What to produce: Return the listing below verbatim. Pictures do not belong in the copy.

Extracted data entries:
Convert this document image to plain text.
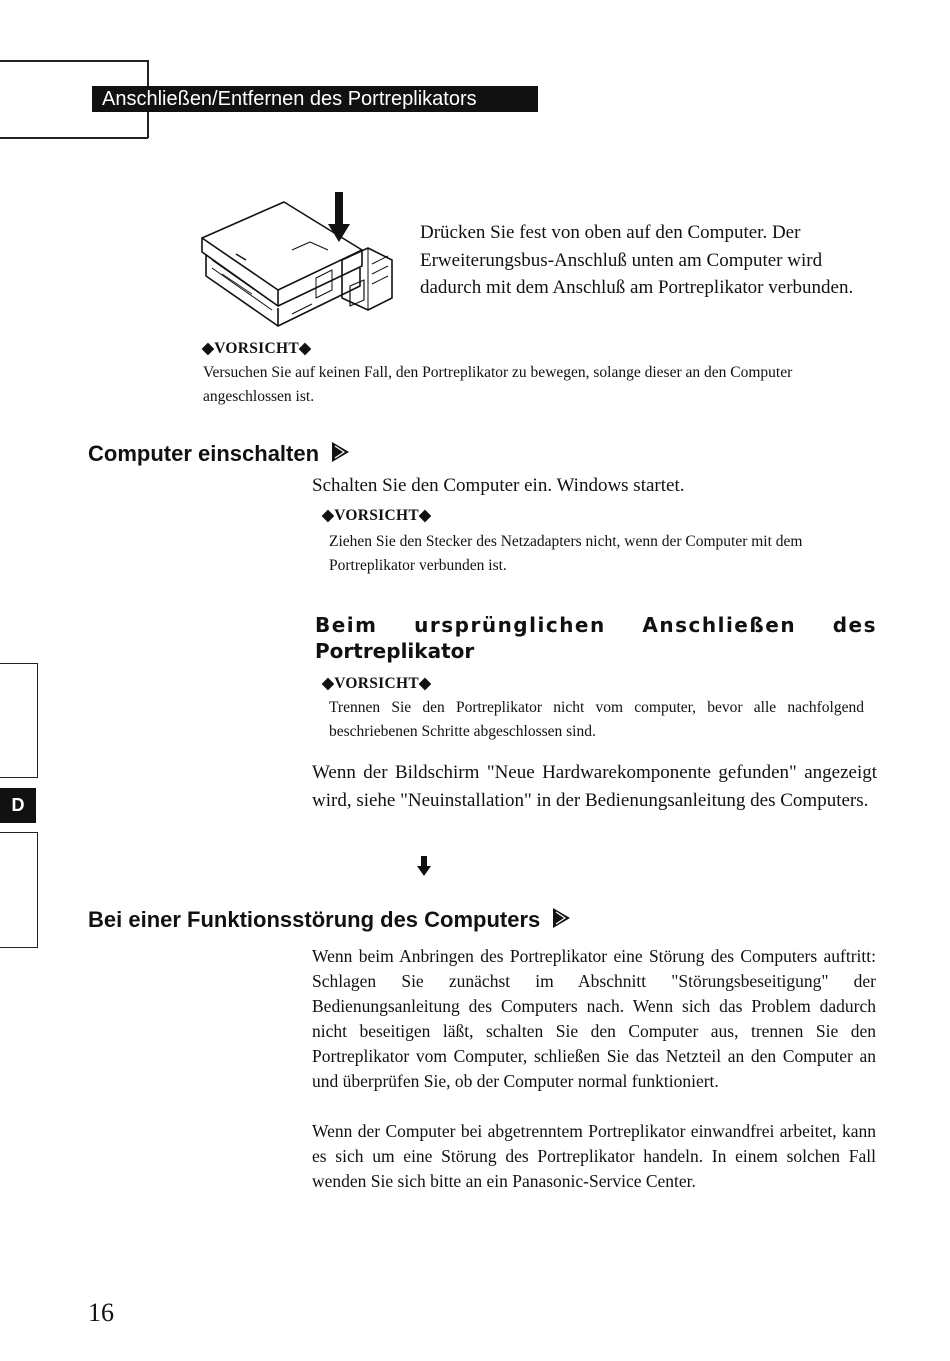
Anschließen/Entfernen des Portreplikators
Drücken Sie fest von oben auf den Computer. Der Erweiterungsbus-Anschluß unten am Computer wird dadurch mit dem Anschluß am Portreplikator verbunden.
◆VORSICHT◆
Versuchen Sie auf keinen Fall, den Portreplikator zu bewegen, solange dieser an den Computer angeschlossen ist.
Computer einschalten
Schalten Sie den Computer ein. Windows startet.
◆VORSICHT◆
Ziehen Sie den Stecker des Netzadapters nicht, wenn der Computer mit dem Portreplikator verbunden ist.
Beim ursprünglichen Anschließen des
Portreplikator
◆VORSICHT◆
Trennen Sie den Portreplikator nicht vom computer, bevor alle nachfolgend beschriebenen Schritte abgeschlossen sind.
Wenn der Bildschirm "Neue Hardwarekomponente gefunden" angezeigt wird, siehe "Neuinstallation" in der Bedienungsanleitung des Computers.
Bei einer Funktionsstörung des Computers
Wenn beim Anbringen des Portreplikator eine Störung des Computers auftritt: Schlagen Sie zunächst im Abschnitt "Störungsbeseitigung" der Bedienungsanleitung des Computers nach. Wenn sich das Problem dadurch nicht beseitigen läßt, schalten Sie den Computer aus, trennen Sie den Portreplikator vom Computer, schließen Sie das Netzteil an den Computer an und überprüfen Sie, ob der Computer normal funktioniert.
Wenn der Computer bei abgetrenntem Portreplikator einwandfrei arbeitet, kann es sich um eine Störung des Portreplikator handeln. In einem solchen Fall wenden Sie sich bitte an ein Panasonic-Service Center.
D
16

Answer below:
Convert this document image to plain text.
Anschließen/Entfernen des Portreplikators
Drücken Sie fest von oben auf den Computer. Der Erweiterungsbus-Anschluß unten am Computer wird dadurch mit dem Anschluß am Portreplikator verbunden.
◆VORSICHT◆
Versuchen Sie auf keinen Fall, den Portreplikator zu bewegen, solange dieser an den Computer angeschlossen ist.
Computer einschalten
Schalten Sie den Computer ein. Windows startet.
◆VORSICHT◆
Ziehen Sie den Stecker des Netzadapters nicht, wenn der Computer mit dem Portreplikator verbunden ist.
Beim ursprünglichen Anschließen des
Portreplikator
◆VORSICHT◆
Trennen Sie den Portreplikator nicht vom computer, bevor alle nachfolgend beschriebenen Schritte abgeschlossen sind.
Wenn der Bildschirm "Neue Hardwarekomponente gefunden" angezeigt wird, siehe "Neuinstallation" in der Bedienungsanleitung des Computers.
Bei einer Funktionsstörung des Computers
Wenn beim Anbringen des Portreplikator eine Störung des Computers auftritt: Schlagen Sie zunächst im Abschnitt "Störungsbeseitigung" der Bedienungsanleitung des Computers nach. Wenn sich das Problem dadurch nicht beseitigen läßt, schalten Sie den Computer aus, trennen Sie den Portreplikator vom Computer, schließen Sie das Netzteil an den Computer an und überprüfen Sie, ob der Computer normal funktioniert.
Wenn der Computer bei abgetrenntem Portreplikator einwandfrei arbeitet, kann es sich um eine Störung des Portreplikator handeln. In einem solchen Fall wenden Sie sich bitte an ein Panasonic-Service Center.
D
16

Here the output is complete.